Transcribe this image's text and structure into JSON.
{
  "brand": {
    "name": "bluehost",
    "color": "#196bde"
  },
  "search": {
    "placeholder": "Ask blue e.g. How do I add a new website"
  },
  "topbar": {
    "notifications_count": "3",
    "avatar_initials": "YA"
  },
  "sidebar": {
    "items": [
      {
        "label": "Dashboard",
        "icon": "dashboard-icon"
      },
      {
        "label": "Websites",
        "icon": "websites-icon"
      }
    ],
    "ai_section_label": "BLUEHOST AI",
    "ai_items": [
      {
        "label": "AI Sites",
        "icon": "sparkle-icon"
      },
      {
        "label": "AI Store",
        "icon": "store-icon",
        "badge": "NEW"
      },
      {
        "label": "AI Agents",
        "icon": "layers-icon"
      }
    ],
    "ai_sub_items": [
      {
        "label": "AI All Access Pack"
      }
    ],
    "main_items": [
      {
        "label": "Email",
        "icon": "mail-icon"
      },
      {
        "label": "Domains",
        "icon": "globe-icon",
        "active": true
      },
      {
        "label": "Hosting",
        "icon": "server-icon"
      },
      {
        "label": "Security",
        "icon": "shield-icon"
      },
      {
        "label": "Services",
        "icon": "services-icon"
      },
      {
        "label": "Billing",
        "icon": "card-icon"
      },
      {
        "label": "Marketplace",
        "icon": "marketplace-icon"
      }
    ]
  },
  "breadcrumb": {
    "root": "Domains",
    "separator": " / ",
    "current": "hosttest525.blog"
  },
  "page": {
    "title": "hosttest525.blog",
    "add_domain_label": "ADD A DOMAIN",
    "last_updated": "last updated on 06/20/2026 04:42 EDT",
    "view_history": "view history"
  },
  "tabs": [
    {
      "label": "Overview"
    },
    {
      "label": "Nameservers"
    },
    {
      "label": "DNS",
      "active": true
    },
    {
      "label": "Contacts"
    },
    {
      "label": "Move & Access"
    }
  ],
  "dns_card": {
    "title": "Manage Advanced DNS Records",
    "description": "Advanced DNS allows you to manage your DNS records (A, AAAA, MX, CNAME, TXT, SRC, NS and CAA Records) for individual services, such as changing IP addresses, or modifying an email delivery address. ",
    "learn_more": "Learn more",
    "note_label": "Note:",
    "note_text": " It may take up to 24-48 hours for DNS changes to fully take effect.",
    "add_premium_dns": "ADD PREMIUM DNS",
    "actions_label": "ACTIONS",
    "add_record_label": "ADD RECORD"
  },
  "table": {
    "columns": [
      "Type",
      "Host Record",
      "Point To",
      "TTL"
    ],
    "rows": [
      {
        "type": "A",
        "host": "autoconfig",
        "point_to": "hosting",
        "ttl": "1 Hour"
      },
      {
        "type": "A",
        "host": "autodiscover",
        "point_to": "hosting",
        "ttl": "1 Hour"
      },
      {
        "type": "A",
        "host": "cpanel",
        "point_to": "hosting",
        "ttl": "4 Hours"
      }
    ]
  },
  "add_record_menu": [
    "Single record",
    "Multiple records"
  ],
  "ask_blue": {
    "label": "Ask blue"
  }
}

SET EXERCISE:
Give back the whole listing exactly as it reads.

COMPLETED EXERCISE:
Transcribe this image's text and structure into JSON.
{
  "brand": {
    "name": "bluehost",
    "color": "#196bde"
  },
  "search": {
    "placeholder": "Ask blue e.g. How do I add a new website"
  },
  "topbar": {
    "notifications_count": "3",
    "avatar_initials": "YA"
  },
  "sidebar": {
    "items": [
      {
        "label": "Dashboard",
        "icon": "dashboard-icon"
      },
      {
        "label": "Websites",
        "icon": "websites-icon"
      }
    ],
    "ai_section_label": "BLUEHOST AI",
    "ai_items": [
      {
        "label": "AI Sites",
        "icon": "sparkle-icon"
      },
      {
        "label": "AI Store",
        "icon": "store-icon",
        "badge": "NEW"
      },
      {
        "label": "AI Agents",
        "icon": "layers-icon"
      }
    ],
    "ai_sub_items": [
      {
        "label": "AI All Access Pack"
      }
    ],
    "main_items": [
      {
        "label": "Email",
        "icon": "mail-icon"
      },
      {
        "label": "Domains",
        "icon": "globe-icon",
        "active": true
      },
      {
        "label": "Hosting",
        "icon": "server-icon"
      },
      {
        "label": "Security",
        "icon": "shield-icon"
      },
      {
        "label": "Services",
        "icon": "services-icon"
      },
      {
        "label": "Billing",
        "icon": "card-icon"
      },
      {
        "label": "Marketplace",
        "icon": "marketplace-icon"
      }
    ]
  },
  "breadcrumb": {
    "root": "Domains",
    "separator": " / ",
    "current": "hosttest525.blog"
  },
  "page": {
    "title": "hosttest525.blog",
    "add_domain_label": "ADD A DOMAIN",
    "last_updated": "last updated on 06/20/2026 04:42 EDT",
    "view_history": "view history"
  },
  "tabs": [
    {
      "label": "Overview"
    },
    {
      "label": "Nameservers"
    },
    {
      "label": "DNS",
      "active": true
    },
    {
      "label": "Contacts"
    },
    {
      "label": "Move & Access"
    }
  ],
  "dns_card": {
    "title": "Manage Advanced DNS Records",
    "description": "Advanced DNS allows you to manage your DNS records (A, AAAA, MX, CNAME, TXT, SRC, NS and CAA Records) for individual services, such as changing IP addresses, or modifying an email delivery address. ",
    "learn_more": "Learn more",
    "note_label": "Note:",
    "note_text": " It may take up to 24-48 hours for DNS changes to fully take effect.",
    "add_premium_dns": "ADD PREMIUM DNS",
    "actions_label": "ACTIONS",
    "add_record_label": "ADD RECORD"
  },
  "table": {
    "columns": [
      "Type",
      "Host Record",
      "Point To",
      "TTL"
    ],
    "rows": [
      {
        "type": "A",
        "host": "autoconfig",
        "point_to": "hosting",
        "ttl": "1 Hour"
      },
      {
        "type": "A",
        "host": "autodiscover",
        "point_to": "hosting",
        "ttl": "1 Hour"
      },
      {
        "type": "A",
        "host": "cpanel",
        "point_to": "hosting",
        "ttl": "4 Hours"
      }
    ]
  },
  "add_record_menu": [
    "Single record",
    "Multiple records"
  ],
  "ask_blue": {
    "label": "Ask blue"
  }
}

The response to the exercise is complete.